SELECTED EXTRACT:
In the course of Indonesian history, the years of the 1950s and 1960s have attracted the widest scholarly attention. However, most studies of the country dealing with this period focus primarily on political turmoil, particularly that relating to the September 30, 1965, coup d'e!tat,1 which leaves other areas of study largely unexplored. Although the essays in Heirs to World Culture: Being Indonesian 1950-1965, under review here, also deal with politics, the ambition of the editors extends beyond politics to explore the cultural life of the young nation during this period.

The book consists of essays developed from two workshops, one held in Leiden (April 2009, "Indonesia's Cultural Traffic Abroad, 1950-1965") and the other in Jakarta (October 2009, "Culture and Nation: Arts in Indonesia, 1950-1965"). The workshops were organized under the auspices of the collaborative research project called "Indonesia Cultural History, 1950-1965: In Search of a Lost Legacy," the bulk of which was financed by a grant through the Australia-Netherlands Research Collaboration (ANRC).

As Jennifer Lindsay, the project's principal grant applicant and one of the book's editors, states in her introductory essay, the aim of the project, which to some extent has been successfully realized in this book, is really quite ambitious: to understand how Indonesian national culture, in its infancy at the time, was translated across the country and how it was articulated and developed in daily life during the most difficult period of the revolution (1950-65). During this period, the country can be said to have been squashed by the conflicts and rivalries between the world's two largest ideological blocks, capitalism and communism, that shared a common imperial instinct. To comprehend the cultural life of the newborn nation-state during this period, the project asks some key questions (pp. 5-6), such as: How did Indonesian artists and intellectuals interrelate? How did their ideas and activities stimulate one another? How did they relate to the world outside? What was the interaction between exposure to the world and cultural developments back home? What was daily cultural life like? How did areas outside of Java or Jakarta relate to the cultural debates and divisions occuring there? What did "national culture" mean locally throughout Indonesia over this period? and How were commitments to it influenced by local events?

COLLECTED DATA:
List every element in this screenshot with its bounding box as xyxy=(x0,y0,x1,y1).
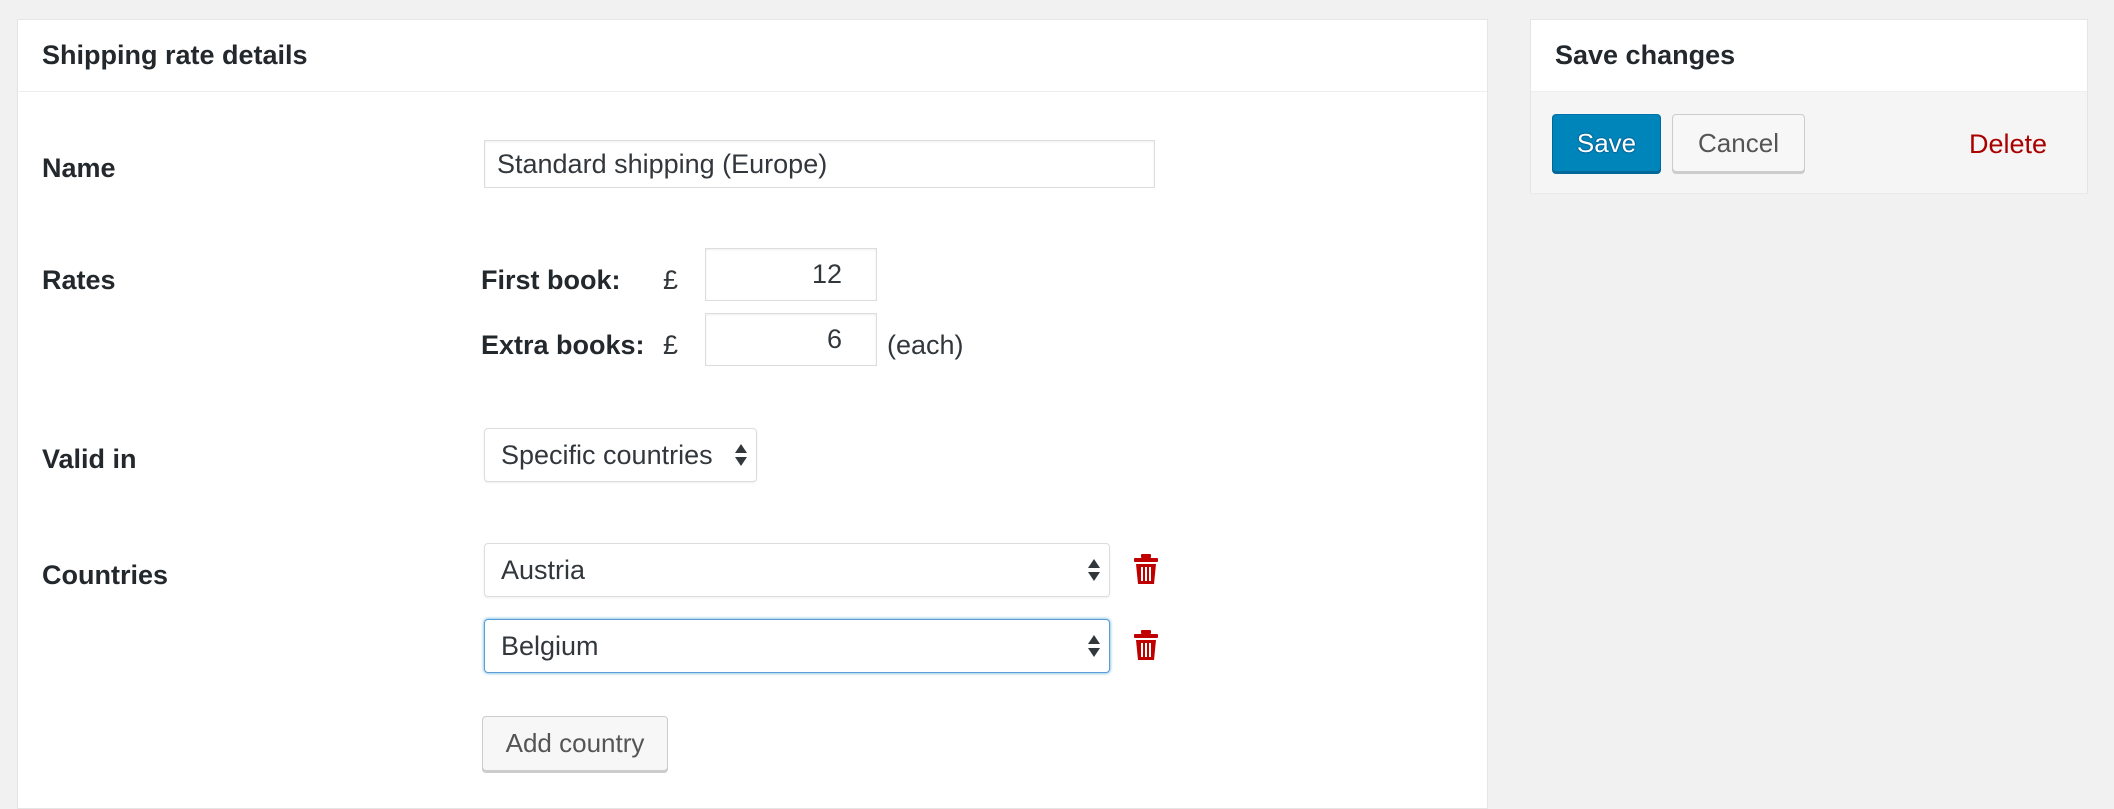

EXERCISE TASK: Repeat the passage of the book review word for word, starting at "The book consists" and ending at "Research Collaboration (ANRC).". The material is not needed for this.

COMPLETED EXERCISE:
The book consists of essays developed from two workshops, one held in Leiden (April 2009, "Indonesia's Cultural Traffic Abroad, 1950-1965") and the other in Jakarta (October 2009, "Culture and Nation: Arts in Indonesia, 1950-1965"). The workshops were organized under the auspices of the collaborative research project called "Indonesia Cultural History, 1950-1965: In Search of a Lost Legacy," the bulk of which was financed by a grant through the Australia-Netherlands Research Collaboration (ANRC).